WHAT IS REQUIRED
Reproduce all the lines below exactly and omit the images.

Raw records
*-*-*

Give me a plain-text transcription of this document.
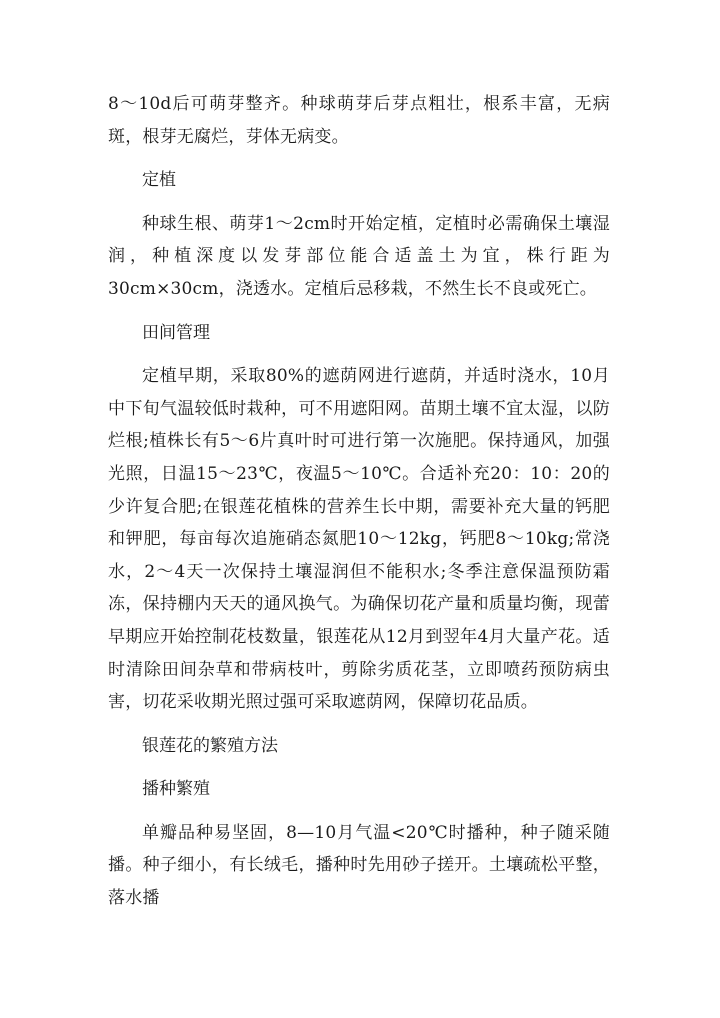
8～10d后可萌芽整齐。种球萌芽后芽点粗壮，根系丰富，无病斑，根芽无腐烂，芽体无病变。

定植

种球生根、萌芽1～2cm时开始定植，定植时必需确保土壤湿润，种植深度以发芽部位能合适盖土为宜，株行距为30cm×30cm，浇透水。定植后忌移栽，不然生长不良或死亡。

田间管理

定植早期，采取80%的遮荫网进行遮荫，并适时浇水，10月中下旬气温较低时栽种，可不用遮阳网。苗期土壤不宜太湿，以防烂根;植株长有5～6片真叶时可进行第一次施肥。保持通风，加强光照，日温15～23℃，夜温5～10℃。合适补充20：10：20的少许复合肥;在银莲花植株的营养生长中期，需要补充大量的钙肥和钾肥，每亩每次追施硝态氮肥10～12kg，钙肥8～10kg;常浇水，2～4天一次保持土壤湿润但不能积水;冬季注意保温预防霜冻，保持棚内天天的通风换气。为确保切花产量和质量均衡，现蕾早期应开始控制花枝数量，银莲花从12月到翌年4月大量产花。适时清除田间杂草和带病枝叶，剪除劣质花茎，立即喷药预防病虫害，切花采收期光照过强可采取遮荫网，保障切花品质。

银莲花的繁殖方法

播种繁殖

单瓣品种易坚固，8—10月气温<20℃时播种，种子随采随播。种子细小，有长绒毛，播种时先用砂子搓开。土壤疏松平整，落水播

*-*-*

WRITTEN ANSWER
Give me a plain-text transcription of this document.
8～10d后可萌芽整齐。种球萌芽后芽点粗壮，根系丰富，无病斑，根芽无腐烂，芽体无病变。

定植

种球生根、萌芽1～2cm时开始定植，定植时必需确保土壤湿润，种植深度以发芽部位能合适盖土为宜，株行距为30cm×30cm，浇透水。定植后忌移栽，不然生长不良或死亡。

田间管理

定植早期，采取80%的遮荫网进行遮荫，并适时浇水，10月中下旬气温较低时栽种，可不用遮阳网。苗期土壤不宜太湿，以防烂根;植株长有5～6片真叶时可进行第一次施肥。保持通风，加强光照，日温15～23℃，夜温5～10℃。合适补充20：10：20的少许复合肥;在银莲花植株的营养生长中期，需要补充大量的钙肥和钾肥，每亩每次追施硝态氮肥10～12kg，钙肥8～10kg;常浇水，2～4天一次保持土壤湿润但不能积水;冬季注意保温预防霜冻，保持棚内天天的通风换气。为确保切花产量和质量均衡，现蕾早期应开始控制花枝数量，银莲花从12月到翌年4月大量产花。适时清除田间杂草和带病枝叶，剪除劣质花茎，立即喷药预防病虫害，切花采收期光照过强可采取遮荫网，保障切花品质。

银莲花的繁殖方法

播种繁殖

单瓣品种易坚固，8—10月气温<20℃时播种，种子随采随播。种子细小，有长绒毛，播种时先用砂子搓开。土壤疏松平整，落水播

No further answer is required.